— START Dataset records —

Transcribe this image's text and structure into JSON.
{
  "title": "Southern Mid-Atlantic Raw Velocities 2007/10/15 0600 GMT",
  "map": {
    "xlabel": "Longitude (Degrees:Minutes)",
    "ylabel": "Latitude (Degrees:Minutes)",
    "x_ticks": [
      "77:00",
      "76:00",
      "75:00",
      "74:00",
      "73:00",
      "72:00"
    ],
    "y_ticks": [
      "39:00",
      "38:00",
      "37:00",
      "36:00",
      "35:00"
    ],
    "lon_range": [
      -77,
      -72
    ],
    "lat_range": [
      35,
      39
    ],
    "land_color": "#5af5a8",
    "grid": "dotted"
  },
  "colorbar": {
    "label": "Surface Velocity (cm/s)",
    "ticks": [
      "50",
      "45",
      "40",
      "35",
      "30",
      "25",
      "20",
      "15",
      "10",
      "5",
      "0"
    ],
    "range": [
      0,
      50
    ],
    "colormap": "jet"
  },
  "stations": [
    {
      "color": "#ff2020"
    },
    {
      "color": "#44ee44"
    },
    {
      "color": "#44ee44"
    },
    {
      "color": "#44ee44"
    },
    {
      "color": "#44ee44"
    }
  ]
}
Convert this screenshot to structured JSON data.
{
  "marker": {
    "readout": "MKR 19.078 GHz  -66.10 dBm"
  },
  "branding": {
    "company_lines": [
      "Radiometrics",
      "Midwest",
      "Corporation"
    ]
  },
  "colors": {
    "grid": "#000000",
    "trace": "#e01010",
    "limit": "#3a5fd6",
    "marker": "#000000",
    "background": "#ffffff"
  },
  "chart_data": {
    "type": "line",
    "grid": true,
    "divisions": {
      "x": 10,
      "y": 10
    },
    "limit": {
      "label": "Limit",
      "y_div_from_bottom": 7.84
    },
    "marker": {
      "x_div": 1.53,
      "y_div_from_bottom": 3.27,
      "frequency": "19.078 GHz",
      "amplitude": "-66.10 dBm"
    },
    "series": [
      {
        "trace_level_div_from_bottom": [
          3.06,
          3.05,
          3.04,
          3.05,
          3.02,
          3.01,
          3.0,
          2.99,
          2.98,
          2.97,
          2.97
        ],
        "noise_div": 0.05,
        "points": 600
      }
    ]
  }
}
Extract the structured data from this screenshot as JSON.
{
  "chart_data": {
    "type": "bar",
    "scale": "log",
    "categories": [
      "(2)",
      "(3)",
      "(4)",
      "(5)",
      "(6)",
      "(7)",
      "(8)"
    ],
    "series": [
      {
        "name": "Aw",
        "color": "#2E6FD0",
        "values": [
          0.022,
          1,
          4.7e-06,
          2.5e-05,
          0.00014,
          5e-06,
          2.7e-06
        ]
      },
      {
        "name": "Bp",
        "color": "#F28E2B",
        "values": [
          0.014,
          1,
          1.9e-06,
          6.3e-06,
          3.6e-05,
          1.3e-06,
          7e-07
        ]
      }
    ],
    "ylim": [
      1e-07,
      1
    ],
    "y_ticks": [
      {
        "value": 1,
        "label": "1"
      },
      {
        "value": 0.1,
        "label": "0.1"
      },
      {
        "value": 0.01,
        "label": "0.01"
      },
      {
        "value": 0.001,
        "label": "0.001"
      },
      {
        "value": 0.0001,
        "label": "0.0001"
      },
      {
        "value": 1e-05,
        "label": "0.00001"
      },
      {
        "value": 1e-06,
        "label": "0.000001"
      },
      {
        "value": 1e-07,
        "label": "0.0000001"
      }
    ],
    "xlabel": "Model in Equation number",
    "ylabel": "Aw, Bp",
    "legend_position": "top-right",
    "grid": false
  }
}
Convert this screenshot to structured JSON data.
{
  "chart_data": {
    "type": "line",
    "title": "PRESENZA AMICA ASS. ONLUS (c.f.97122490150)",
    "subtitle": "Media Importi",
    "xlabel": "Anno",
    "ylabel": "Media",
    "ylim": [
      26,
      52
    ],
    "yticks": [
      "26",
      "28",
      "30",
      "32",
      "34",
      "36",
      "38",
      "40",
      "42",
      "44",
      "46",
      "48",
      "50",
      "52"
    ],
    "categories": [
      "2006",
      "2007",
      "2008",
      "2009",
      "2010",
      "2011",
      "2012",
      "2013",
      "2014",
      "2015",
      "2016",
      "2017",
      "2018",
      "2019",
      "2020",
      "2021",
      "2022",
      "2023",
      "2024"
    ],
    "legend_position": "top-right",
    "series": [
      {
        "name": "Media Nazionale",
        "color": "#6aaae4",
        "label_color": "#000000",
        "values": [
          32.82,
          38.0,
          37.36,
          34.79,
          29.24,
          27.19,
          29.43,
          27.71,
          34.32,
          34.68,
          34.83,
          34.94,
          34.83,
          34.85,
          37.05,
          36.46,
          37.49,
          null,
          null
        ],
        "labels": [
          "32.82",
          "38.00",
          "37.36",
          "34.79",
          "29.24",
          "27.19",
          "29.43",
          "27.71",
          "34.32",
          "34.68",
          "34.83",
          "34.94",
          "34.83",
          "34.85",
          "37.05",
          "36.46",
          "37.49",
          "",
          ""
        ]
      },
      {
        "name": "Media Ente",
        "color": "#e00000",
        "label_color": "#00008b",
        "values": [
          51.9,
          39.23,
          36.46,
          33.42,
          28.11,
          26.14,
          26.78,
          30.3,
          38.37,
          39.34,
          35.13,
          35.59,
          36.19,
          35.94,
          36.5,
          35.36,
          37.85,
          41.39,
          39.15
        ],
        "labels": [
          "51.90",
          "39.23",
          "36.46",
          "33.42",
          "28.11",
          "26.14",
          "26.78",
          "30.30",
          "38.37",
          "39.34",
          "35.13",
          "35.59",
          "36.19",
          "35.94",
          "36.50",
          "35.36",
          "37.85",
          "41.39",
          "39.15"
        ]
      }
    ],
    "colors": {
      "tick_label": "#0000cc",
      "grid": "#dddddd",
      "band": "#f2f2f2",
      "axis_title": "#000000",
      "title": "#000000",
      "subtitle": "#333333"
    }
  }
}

— END Dataset records —
— START Dataset records —

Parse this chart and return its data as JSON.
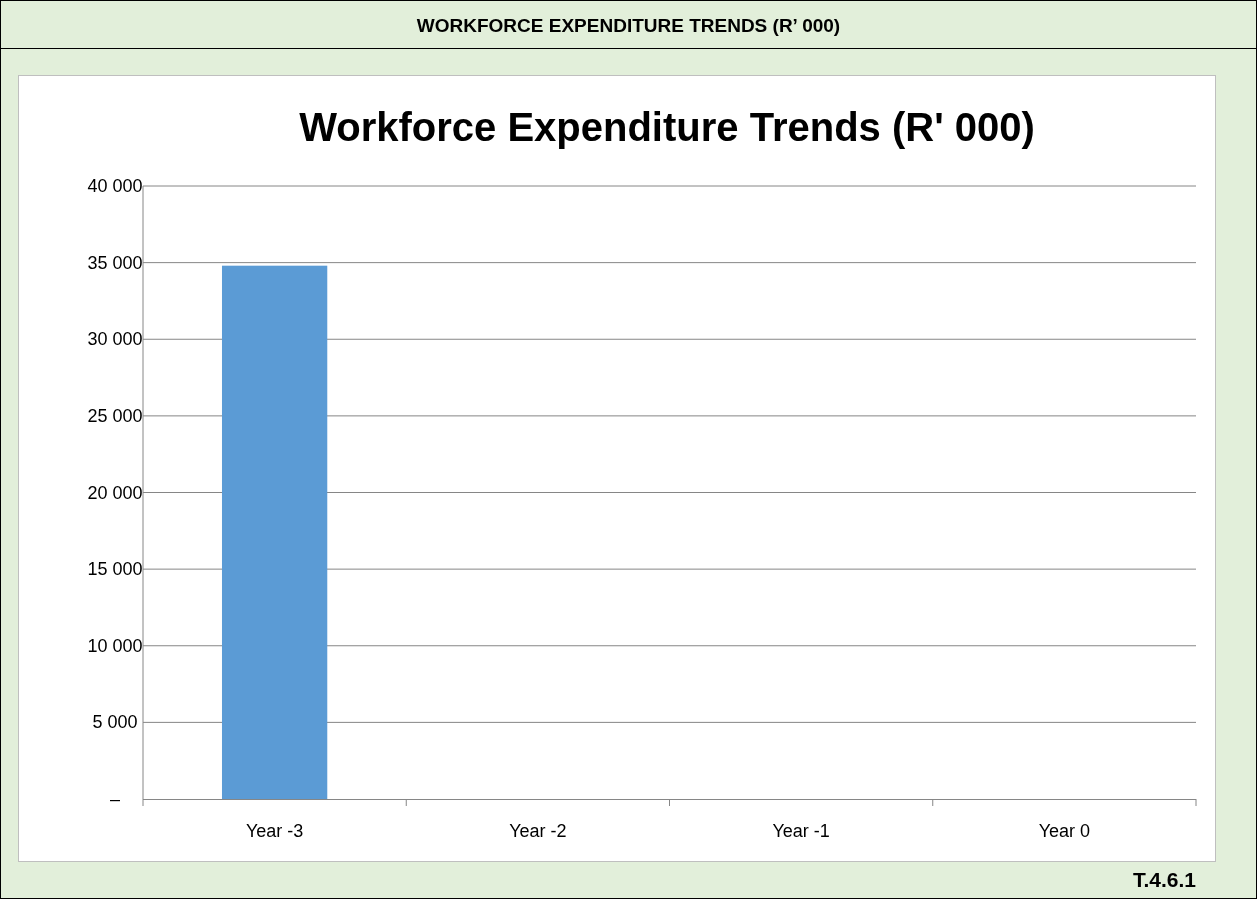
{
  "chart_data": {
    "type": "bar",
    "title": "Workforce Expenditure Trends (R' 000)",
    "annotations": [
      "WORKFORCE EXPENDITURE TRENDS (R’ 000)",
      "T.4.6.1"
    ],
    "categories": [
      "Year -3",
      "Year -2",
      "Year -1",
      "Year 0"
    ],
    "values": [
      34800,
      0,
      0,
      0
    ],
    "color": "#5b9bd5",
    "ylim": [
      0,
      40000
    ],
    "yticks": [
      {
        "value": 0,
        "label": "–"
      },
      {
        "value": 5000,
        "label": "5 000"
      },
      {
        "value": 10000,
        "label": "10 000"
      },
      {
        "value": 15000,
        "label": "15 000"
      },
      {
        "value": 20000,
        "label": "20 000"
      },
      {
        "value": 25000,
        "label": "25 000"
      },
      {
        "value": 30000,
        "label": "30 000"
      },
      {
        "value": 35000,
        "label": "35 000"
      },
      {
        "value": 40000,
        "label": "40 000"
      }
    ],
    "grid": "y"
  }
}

— END Dataset records —

=== Directive ===
Each line of the material above either contains the word "Media" or does not; state how many do, and nothing else.

=== Response ===
4